_SET PROBLEM_: Return all entries word for word, but drop any images.

___ SUPPLIED RECORDS ___

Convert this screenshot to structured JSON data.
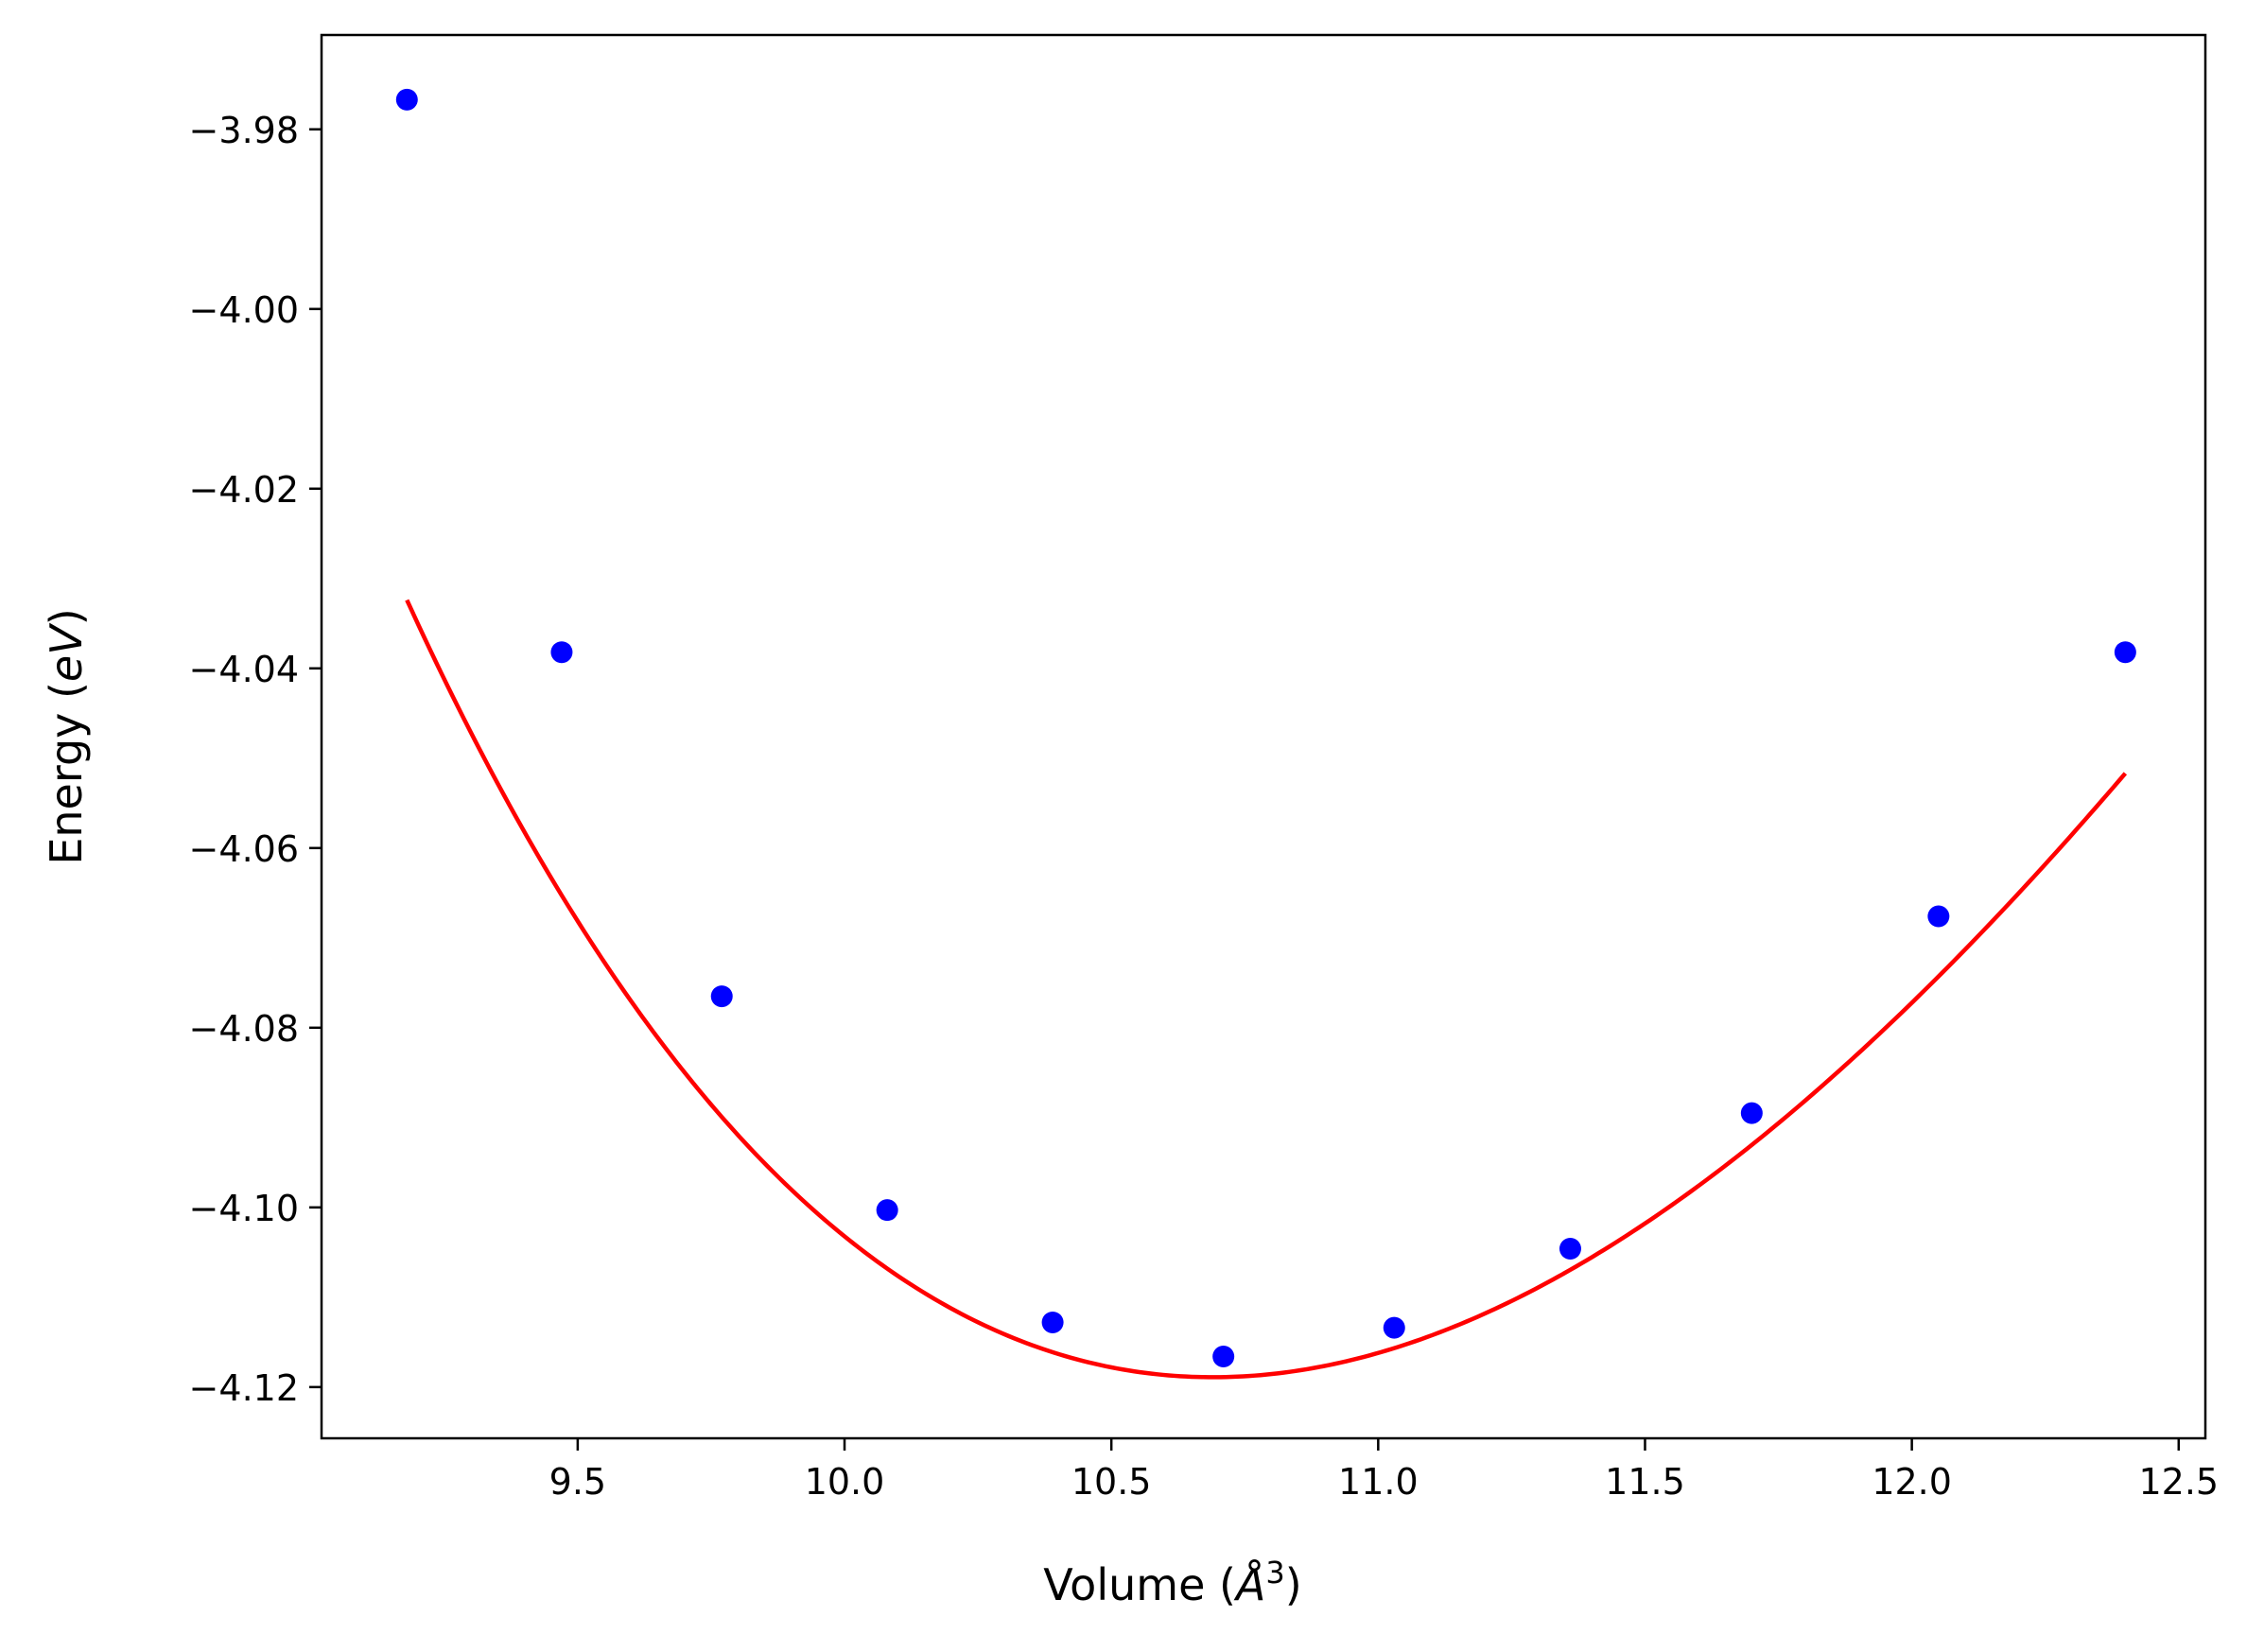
{
  "chart_data": {
    "type": "scatter",
    "title": "",
    "xlabel": "Volume ($\\AA^3$)",
    "ylabel": "Energy ($eV$)",
    "xlabel_parts": {
      "pre": "Volume (",
      "var": "Å",
      "sup": "3",
      "post": ")"
    },
    "ylabel_parts": {
      "pre": "Energy (",
      "var": "eV",
      "post": ")"
    },
    "xlim": [
      9.02,
      12.55
    ],
    "ylim": [
      -4.1257,
      -3.9695
    ],
    "x_ticks": [
      9.5,
      10.0,
      10.5,
      11.0,
      11.5,
      12.0,
      12.5
    ],
    "x_tick_labels": [
      "9.5",
      "10.0",
      "10.5",
      "11.0",
      "11.5",
      "12.0",
      "12.5"
    ],
    "y_ticks": [
      -3.98,
      -4.0,
      -4.02,
      -4.04,
      -4.06,
      -4.08,
      -4.1,
      -4.12
    ],
    "y_tick_labels": [
      "−3.98",
      "−4.00",
      "−4.02",
      "−4.04",
      "−4.06",
      "−4.08",
      "−4.10",
      "−4.12"
    ],
    "grid": false,
    "legend": "none",
    "series": [
      {
        "kind": "scatter",
        "color": "#0000ff",
        "x": [
          9.18,
          9.47,
          9.77,
          10.08,
          10.39,
          10.71,
          11.03,
          11.36,
          11.7,
          12.05,
          12.4
        ],
        "y": [
          -3.9767,
          -4.0382,
          -4.0765,
          -4.1003,
          -4.1128,
          -4.1166,
          -4.1134,
          -4.1046,
          -4.0895,
          -4.0676,
          -4.0382
        ]
      },
      {
        "kind": "line",
        "color": "#ff0000",
        "fit": {
          "form": "E0 + 9*V0*B/16*((V0/V)^(2/3)-1)^3*Bp + 9*V0*B/16*((V0/V)^(2/3)-1)^2*(6-4*(V0/V)^(2/3))",
          "E0": -4.1189,
          "V0": 10.69,
          "B": 0.63,
          "Bp": 4.0,
          "x_range": [
            9.18,
            12.4
          ]
        }
      }
    ]
  }
}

___

_COMPLETED TASK_:
Convert this screenshot to structured JSON data.
{
  "chart_data": {
    "type": "scatter",
    "title": "",
    "xlabel": "Volume ($\\AA^3$)",
    "ylabel": "Energy ($eV$)",
    "xlabel_parts": {
      "pre": "Volume (",
      "var": "Å",
      "sup": "3",
      "post": ")"
    },
    "ylabel_parts": {
      "pre": "Energy (",
      "var": "eV",
      "post": ")"
    },
    "xlim": [
      9.02,
      12.55
    ],
    "ylim": [
      -4.1257,
      -3.9695
    ],
    "x_ticks": [
      9.5,
      10.0,
      10.5,
      11.0,
      11.5,
      12.0,
      12.5
    ],
    "x_tick_labels": [
      "9.5",
      "10.0",
      "10.5",
      "11.0",
      "11.5",
      "12.0",
      "12.5"
    ],
    "y_ticks": [
      -3.98,
      -4.0,
      -4.02,
      -4.04,
      -4.06,
      -4.08,
      -4.1,
      -4.12
    ],
    "y_tick_labels": [
      "−3.98",
      "−4.00",
      "−4.02",
      "−4.04",
      "−4.06",
      "−4.08",
      "−4.10",
      "−4.12"
    ],
    "grid": false,
    "legend": "none",
    "series": [
      {
        "kind": "scatter",
        "color": "#0000ff",
        "x": [
          9.18,
          9.47,
          9.77,
          10.08,
          10.39,
          10.71,
          11.03,
          11.36,
          11.7,
          12.05,
          12.4
        ],
        "y": [
          -3.9767,
          -4.0382,
          -4.0765,
          -4.1003,
          -4.1128,
          -4.1166,
          -4.1134,
          -4.1046,
          -4.0895,
          -4.0676,
          -4.0382
        ]
      },
      {
        "kind": "line",
        "color": "#ff0000",
        "fit": {
          "form": "E0 + 9*V0*B/16*((V0/V)^(2/3)-1)^3*Bp + 9*V0*B/16*((V0/V)^(2/3)-1)^2*(6-4*(V0/V)^(2/3))",
          "E0": -4.1189,
          "V0": 10.69,
          "B": 0.63,
          "Bp": 4.0,
          "x_range": [
            9.18,
            12.4
          ]
        }
      }
    ]
  }
}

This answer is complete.